** Start Dataset records **

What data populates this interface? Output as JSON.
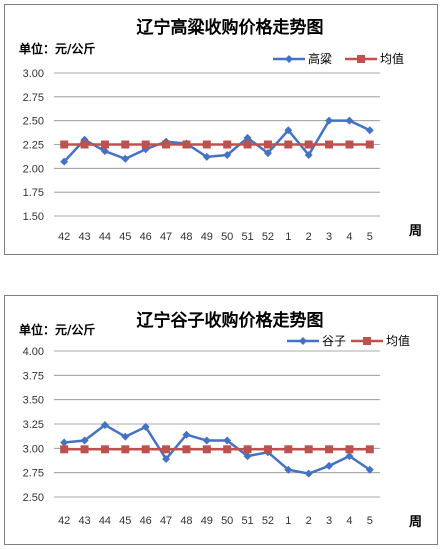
{
  "charts": [
    {
      "title": "辽宁高粱收购价格走势图",
      "unit_label": "单位：元/公斤",
      "xlabel": "周",
      "legend": {
        "series": "高粱",
        "average": "均值"
      }
    },
    {
      "title": "辽宁谷子收购价格走势图",
      "unit_label": "单位：元/公斤",
      "xlabel": "周",
      "legend": {
        "series": "谷子",
        "average": "均值"
      }
    }
  ],
  "colors": {
    "series": "#4472C4",
    "average": "#C0504D",
    "grid": "#8c8c8c"
  },
  "chart_data": [
    {
      "type": "line",
      "title": "辽宁高粱收购价格走势图",
      "xlabel": "周",
      "ylabel": "单位：元/公斤",
      "categories": [
        "42",
        "43",
        "44",
        "45",
        "46",
        "47",
        "48",
        "49",
        "50",
        "51",
        "52",
        "1",
        "2",
        "3",
        "4",
        "5"
      ],
      "ylim": [
        1.5,
        3.0
      ],
      "yticks": [
        1.5,
        1.75,
        2.0,
        2.25,
        2.5,
        2.75,
        3.0
      ],
      "ytick_labels": [
        "1.50",
        "1.75",
        "2.00",
        "2.25",
        "2.50",
        "2.75",
        "3.00"
      ],
      "grid": true,
      "legend_position": "top-right",
      "series": [
        {
          "name": "高粱",
          "marker": "diamond",
          "values": [
            2.07,
            2.3,
            2.18,
            2.1,
            2.2,
            2.28,
            2.26,
            2.12,
            2.14,
            2.32,
            2.16,
            2.4,
            2.14,
            2.5,
            2.5,
            2.4
          ]
        },
        {
          "name": "均值",
          "marker": "square",
          "values": [
            2.25,
            2.25,
            2.25,
            2.25,
            2.25,
            2.25,
            2.25,
            2.25,
            2.25,
            2.25,
            2.25,
            2.25,
            2.25,
            2.25,
            2.25,
            2.25
          ]
        }
      ]
    },
    {
      "type": "line",
      "title": "辽宁谷子收购价格走势图",
      "xlabel": "周",
      "ylabel": "单位：元/公斤",
      "categories": [
        "42",
        "43",
        "44",
        "45",
        "46",
        "47",
        "48",
        "49",
        "50",
        "51",
        "52",
        "1",
        "2",
        "3",
        "4",
        "5"
      ],
      "ylim": [
        2.5,
        4.0
      ],
      "yticks": [
        2.5,
        2.75,
        3.0,
        3.25,
        3.5,
        3.75,
        4.0
      ],
      "ytick_labels": [
        "2.50",
        "2.75",
        "3.00",
        "3.25",
        "3.50",
        "3.75",
        "4.00"
      ],
      "grid": true,
      "legend_position": "top-right",
      "series": [
        {
          "name": "谷子",
          "marker": "diamond",
          "values": [
            3.06,
            3.08,
            3.24,
            3.12,
            3.22,
            2.89,
            3.14,
            3.08,
            3.08,
            2.92,
            2.96,
            2.78,
            2.74,
            2.82,
            2.92,
            2.78
          ]
        },
        {
          "name": "均值",
          "marker": "square",
          "values": [
            2.99,
            2.99,
            2.99,
            2.99,
            2.99,
            2.99,
            2.99,
            2.99,
            2.99,
            2.99,
            2.99,
            2.99,
            2.99,
            2.99,
            2.99,
            2.99
          ]
        }
      ]
    }
  ]
}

** End Dataset records **

* **Task requirements**: Write every record out again exactly; no pictures belong in the copy.

* **Exercise solution**:
What data populates this interface? Output as JSON.
{
  "charts": [
    {
      "title": "辽宁高粱收购价格走势图",
      "unit_label": "单位：元/公斤",
      "xlabel": "周",
      "legend": {
        "series": "高粱",
        "average": "均值"
      }
    },
    {
      "title": "辽宁谷子收购价格走势图",
      "unit_label": "单位：元/公斤",
      "xlabel": "周",
      "legend": {
        "series": "谷子",
        "average": "均值"
      }
    }
  ],
  "colors": {
    "series": "#4472C4",
    "average": "#C0504D",
    "grid": "#8c8c8c"
  },
  "chart_data": [
    {
      "type": "line",
      "title": "辽宁高粱收购价格走势图",
      "xlabel": "周",
      "ylabel": "单位：元/公斤",
      "categories": [
        "42",
        "43",
        "44",
        "45",
        "46",
        "47",
        "48",
        "49",
        "50",
        "51",
        "52",
        "1",
        "2",
        "3",
        "4",
        "5"
      ],
      "ylim": [
        1.5,
        3.0
      ],
      "yticks": [
        1.5,
        1.75,
        2.0,
        2.25,
        2.5,
        2.75,
        3.0
      ],
      "ytick_labels": [
        "1.50",
        "1.75",
        "2.00",
        "2.25",
        "2.50",
        "2.75",
        "3.00"
      ],
      "grid": true,
      "legend_position": "top-right",
      "series": [
        {
          "name": "高粱",
          "marker": "diamond",
          "values": [
            2.07,
            2.3,
            2.18,
            2.1,
            2.2,
            2.28,
            2.26,
            2.12,
            2.14,
            2.32,
            2.16,
            2.4,
            2.14,
            2.5,
            2.5,
            2.4
          ]
        },
        {
          "name": "均值",
          "marker": "square",
          "values": [
            2.25,
            2.25,
            2.25,
            2.25,
            2.25,
            2.25,
            2.25,
            2.25,
            2.25,
            2.25,
            2.25,
            2.25,
            2.25,
            2.25,
            2.25,
            2.25
          ]
        }
      ]
    },
    {
      "type": "line",
      "title": "辽宁谷子收购价格走势图",
      "xlabel": "周",
      "ylabel": "单位：元/公斤",
      "categories": [
        "42",
        "43",
        "44",
        "45",
        "46",
        "47",
        "48",
        "49",
        "50",
        "51",
        "52",
        "1",
        "2",
        "3",
        "4",
        "5"
      ],
      "ylim": [
        2.5,
        4.0
      ],
      "yticks": [
        2.5,
        2.75,
        3.0,
        3.25,
        3.5,
        3.75,
        4.0
      ],
      "ytick_labels": [
        "2.50",
        "2.75",
        "3.00",
        "3.25",
        "3.50",
        "3.75",
        "4.00"
      ],
      "grid": true,
      "legend_position": "top-right",
      "series": [
        {
          "name": "谷子",
          "marker": "diamond",
          "values": [
            3.06,
            3.08,
            3.24,
            3.12,
            3.22,
            2.89,
            3.14,
            3.08,
            3.08,
            2.92,
            2.96,
            2.78,
            2.74,
            2.82,
            2.92,
            2.78
          ]
        },
        {
          "name": "均值",
          "marker": "square",
          "values": [
            2.99,
            2.99,
            2.99,
            2.99,
            2.99,
            2.99,
            2.99,
            2.99,
            2.99,
            2.99,
            2.99,
            2.99,
            2.99,
            2.99,
            2.99,
            2.99
          ]
        }
      ]
    }
  ]
}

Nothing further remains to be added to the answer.